Stored entries:
- - - - -

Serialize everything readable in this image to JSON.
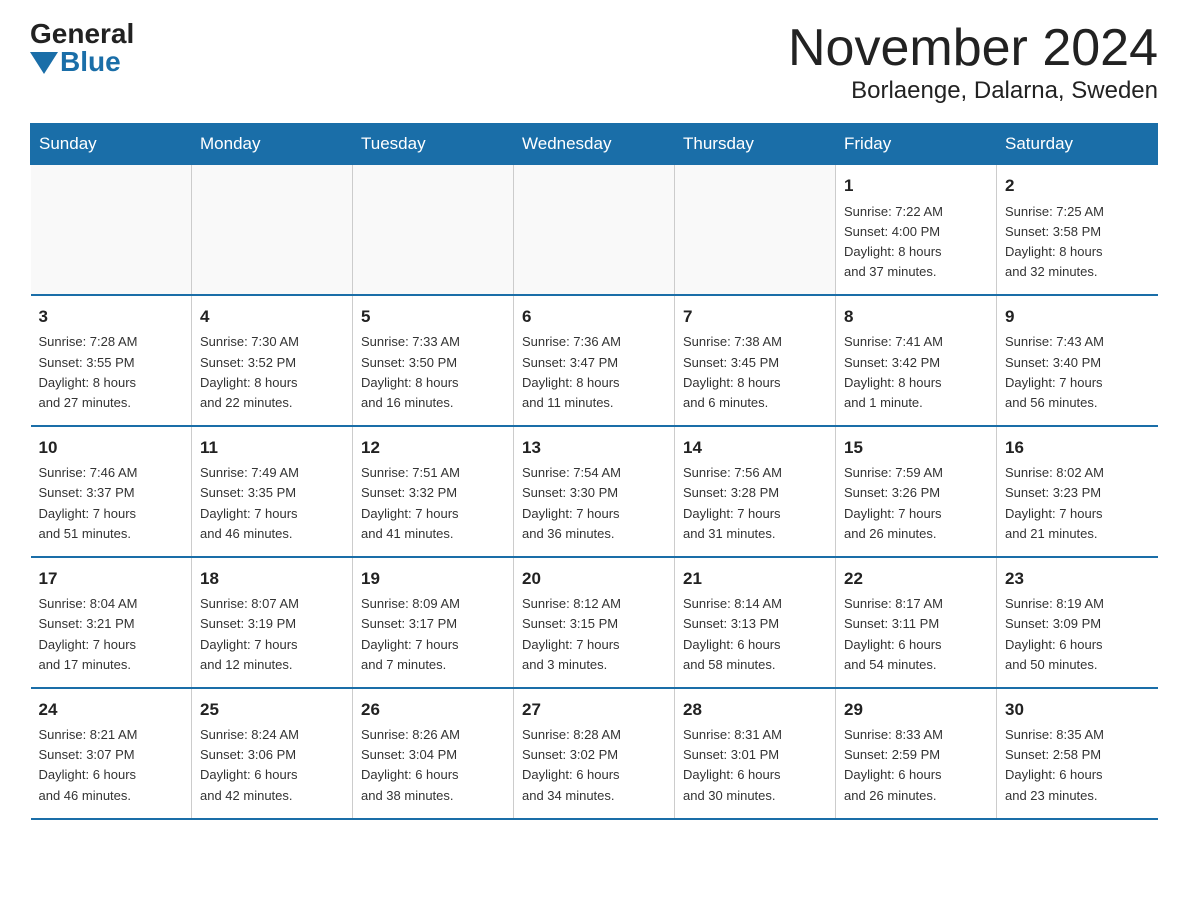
{
  "logo": {
    "general": "General",
    "blue": "Blue"
  },
  "title": {
    "month_year": "November 2024",
    "location": "Borlaenge, Dalarna, Sweden"
  },
  "days_of_week": [
    "Sunday",
    "Monday",
    "Tuesday",
    "Wednesday",
    "Thursday",
    "Friday",
    "Saturday"
  ],
  "weeks": [
    [
      {
        "day": "",
        "info": ""
      },
      {
        "day": "",
        "info": ""
      },
      {
        "day": "",
        "info": ""
      },
      {
        "day": "",
        "info": ""
      },
      {
        "day": "",
        "info": ""
      },
      {
        "day": "1",
        "info": "Sunrise: 7:22 AM\nSunset: 4:00 PM\nDaylight: 8 hours\nand 37 minutes."
      },
      {
        "day": "2",
        "info": "Sunrise: 7:25 AM\nSunset: 3:58 PM\nDaylight: 8 hours\nand 32 minutes."
      }
    ],
    [
      {
        "day": "3",
        "info": "Sunrise: 7:28 AM\nSunset: 3:55 PM\nDaylight: 8 hours\nand 27 minutes."
      },
      {
        "day": "4",
        "info": "Sunrise: 7:30 AM\nSunset: 3:52 PM\nDaylight: 8 hours\nand 22 minutes."
      },
      {
        "day": "5",
        "info": "Sunrise: 7:33 AM\nSunset: 3:50 PM\nDaylight: 8 hours\nand 16 minutes."
      },
      {
        "day": "6",
        "info": "Sunrise: 7:36 AM\nSunset: 3:47 PM\nDaylight: 8 hours\nand 11 minutes."
      },
      {
        "day": "7",
        "info": "Sunrise: 7:38 AM\nSunset: 3:45 PM\nDaylight: 8 hours\nand 6 minutes."
      },
      {
        "day": "8",
        "info": "Sunrise: 7:41 AM\nSunset: 3:42 PM\nDaylight: 8 hours\nand 1 minute."
      },
      {
        "day": "9",
        "info": "Sunrise: 7:43 AM\nSunset: 3:40 PM\nDaylight: 7 hours\nand 56 minutes."
      }
    ],
    [
      {
        "day": "10",
        "info": "Sunrise: 7:46 AM\nSunset: 3:37 PM\nDaylight: 7 hours\nand 51 minutes."
      },
      {
        "day": "11",
        "info": "Sunrise: 7:49 AM\nSunset: 3:35 PM\nDaylight: 7 hours\nand 46 minutes."
      },
      {
        "day": "12",
        "info": "Sunrise: 7:51 AM\nSunset: 3:32 PM\nDaylight: 7 hours\nand 41 minutes."
      },
      {
        "day": "13",
        "info": "Sunrise: 7:54 AM\nSunset: 3:30 PM\nDaylight: 7 hours\nand 36 minutes."
      },
      {
        "day": "14",
        "info": "Sunrise: 7:56 AM\nSunset: 3:28 PM\nDaylight: 7 hours\nand 31 minutes."
      },
      {
        "day": "15",
        "info": "Sunrise: 7:59 AM\nSunset: 3:26 PM\nDaylight: 7 hours\nand 26 minutes."
      },
      {
        "day": "16",
        "info": "Sunrise: 8:02 AM\nSunset: 3:23 PM\nDaylight: 7 hours\nand 21 minutes."
      }
    ],
    [
      {
        "day": "17",
        "info": "Sunrise: 8:04 AM\nSunset: 3:21 PM\nDaylight: 7 hours\nand 17 minutes."
      },
      {
        "day": "18",
        "info": "Sunrise: 8:07 AM\nSunset: 3:19 PM\nDaylight: 7 hours\nand 12 minutes."
      },
      {
        "day": "19",
        "info": "Sunrise: 8:09 AM\nSunset: 3:17 PM\nDaylight: 7 hours\nand 7 minutes."
      },
      {
        "day": "20",
        "info": "Sunrise: 8:12 AM\nSunset: 3:15 PM\nDaylight: 7 hours\nand 3 minutes."
      },
      {
        "day": "21",
        "info": "Sunrise: 8:14 AM\nSunset: 3:13 PM\nDaylight: 6 hours\nand 58 minutes."
      },
      {
        "day": "22",
        "info": "Sunrise: 8:17 AM\nSunset: 3:11 PM\nDaylight: 6 hours\nand 54 minutes."
      },
      {
        "day": "23",
        "info": "Sunrise: 8:19 AM\nSunset: 3:09 PM\nDaylight: 6 hours\nand 50 minutes."
      }
    ],
    [
      {
        "day": "24",
        "info": "Sunrise: 8:21 AM\nSunset: 3:07 PM\nDaylight: 6 hours\nand 46 minutes."
      },
      {
        "day": "25",
        "info": "Sunrise: 8:24 AM\nSunset: 3:06 PM\nDaylight: 6 hours\nand 42 minutes."
      },
      {
        "day": "26",
        "info": "Sunrise: 8:26 AM\nSunset: 3:04 PM\nDaylight: 6 hours\nand 38 minutes."
      },
      {
        "day": "27",
        "info": "Sunrise: 8:28 AM\nSunset: 3:02 PM\nDaylight: 6 hours\nand 34 minutes."
      },
      {
        "day": "28",
        "info": "Sunrise: 8:31 AM\nSunset: 3:01 PM\nDaylight: 6 hours\nand 30 minutes."
      },
      {
        "day": "29",
        "info": "Sunrise: 8:33 AM\nSunset: 2:59 PM\nDaylight: 6 hours\nand 26 minutes."
      },
      {
        "day": "30",
        "info": "Sunrise: 8:35 AM\nSunset: 2:58 PM\nDaylight: 6 hours\nand 23 minutes."
      }
    ]
  ]
}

- - - - -

§ **TASK DIRECTIONS**: Your task is to retype all the entries exactly and leave out any pictures.

§ **EXERCISE SOLUTION**:
Serialize everything readable in this image to JSON.
{
  "logo": {
    "general": "General",
    "blue": "Blue"
  },
  "title": {
    "month_year": "November 2024",
    "location": "Borlaenge, Dalarna, Sweden"
  },
  "days_of_week": [
    "Sunday",
    "Monday",
    "Tuesday",
    "Wednesday",
    "Thursday",
    "Friday",
    "Saturday"
  ],
  "weeks": [
    [
      {
        "day": "",
        "info": ""
      },
      {
        "day": "",
        "info": ""
      },
      {
        "day": "",
        "info": ""
      },
      {
        "day": "",
        "info": ""
      },
      {
        "day": "",
        "info": ""
      },
      {
        "day": "1",
        "info": "Sunrise: 7:22 AM\nSunset: 4:00 PM\nDaylight: 8 hours\nand 37 minutes."
      },
      {
        "day": "2",
        "info": "Sunrise: 7:25 AM\nSunset: 3:58 PM\nDaylight: 8 hours\nand 32 minutes."
      }
    ],
    [
      {
        "day": "3",
        "info": "Sunrise: 7:28 AM\nSunset: 3:55 PM\nDaylight: 8 hours\nand 27 minutes."
      },
      {
        "day": "4",
        "info": "Sunrise: 7:30 AM\nSunset: 3:52 PM\nDaylight: 8 hours\nand 22 minutes."
      },
      {
        "day": "5",
        "info": "Sunrise: 7:33 AM\nSunset: 3:50 PM\nDaylight: 8 hours\nand 16 minutes."
      },
      {
        "day": "6",
        "info": "Sunrise: 7:36 AM\nSunset: 3:47 PM\nDaylight: 8 hours\nand 11 minutes."
      },
      {
        "day": "7",
        "info": "Sunrise: 7:38 AM\nSunset: 3:45 PM\nDaylight: 8 hours\nand 6 minutes."
      },
      {
        "day": "8",
        "info": "Sunrise: 7:41 AM\nSunset: 3:42 PM\nDaylight: 8 hours\nand 1 minute."
      },
      {
        "day": "9",
        "info": "Sunrise: 7:43 AM\nSunset: 3:40 PM\nDaylight: 7 hours\nand 56 minutes."
      }
    ],
    [
      {
        "day": "10",
        "info": "Sunrise: 7:46 AM\nSunset: 3:37 PM\nDaylight: 7 hours\nand 51 minutes."
      },
      {
        "day": "11",
        "info": "Sunrise: 7:49 AM\nSunset: 3:35 PM\nDaylight: 7 hours\nand 46 minutes."
      },
      {
        "day": "12",
        "info": "Sunrise: 7:51 AM\nSunset: 3:32 PM\nDaylight: 7 hours\nand 41 minutes."
      },
      {
        "day": "13",
        "info": "Sunrise: 7:54 AM\nSunset: 3:30 PM\nDaylight: 7 hours\nand 36 minutes."
      },
      {
        "day": "14",
        "info": "Sunrise: 7:56 AM\nSunset: 3:28 PM\nDaylight: 7 hours\nand 31 minutes."
      },
      {
        "day": "15",
        "info": "Sunrise: 7:59 AM\nSunset: 3:26 PM\nDaylight: 7 hours\nand 26 minutes."
      },
      {
        "day": "16",
        "info": "Sunrise: 8:02 AM\nSunset: 3:23 PM\nDaylight: 7 hours\nand 21 minutes."
      }
    ],
    [
      {
        "day": "17",
        "info": "Sunrise: 8:04 AM\nSunset: 3:21 PM\nDaylight: 7 hours\nand 17 minutes."
      },
      {
        "day": "18",
        "info": "Sunrise: 8:07 AM\nSunset: 3:19 PM\nDaylight: 7 hours\nand 12 minutes."
      },
      {
        "day": "19",
        "info": "Sunrise: 8:09 AM\nSunset: 3:17 PM\nDaylight: 7 hours\nand 7 minutes."
      },
      {
        "day": "20",
        "info": "Sunrise: 8:12 AM\nSunset: 3:15 PM\nDaylight: 7 hours\nand 3 minutes."
      },
      {
        "day": "21",
        "info": "Sunrise: 8:14 AM\nSunset: 3:13 PM\nDaylight: 6 hours\nand 58 minutes."
      },
      {
        "day": "22",
        "info": "Sunrise: 8:17 AM\nSunset: 3:11 PM\nDaylight: 6 hours\nand 54 minutes."
      },
      {
        "day": "23",
        "info": "Sunrise: 8:19 AM\nSunset: 3:09 PM\nDaylight: 6 hours\nand 50 minutes."
      }
    ],
    [
      {
        "day": "24",
        "info": "Sunrise: 8:21 AM\nSunset: 3:07 PM\nDaylight: 6 hours\nand 46 minutes."
      },
      {
        "day": "25",
        "info": "Sunrise: 8:24 AM\nSunset: 3:06 PM\nDaylight: 6 hours\nand 42 minutes."
      },
      {
        "day": "26",
        "info": "Sunrise: 8:26 AM\nSunset: 3:04 PM\nDaylight: 6 hours\nand 38 minutes."
      },
      {
        "day": "27",
        "info": "Sunrise: 8:28 AM\nSunset: 3:02 PM\nDaylight: 6 hours\nand 34 minutes."
      },
      {
        "day": "28",
        "info": "Sunrise: 8:31 AM\nSunset: 3:01 PM\nDaylight: 6 hours\nand 30 minutes."
      },
      {
        "day": "29",
        "info": "Sunrise: 8:33 AM\nSunset: 2:59 PM\nDaylight: 6 hours\nand 26 minutes."
      },
      {
        "day": "30",
        "info": "Sunrise: 8:35 AM\nSunset: 2:58 PM\nDaylight: 6 hours\nand 23 minutes."
      }
    ]
  ]
}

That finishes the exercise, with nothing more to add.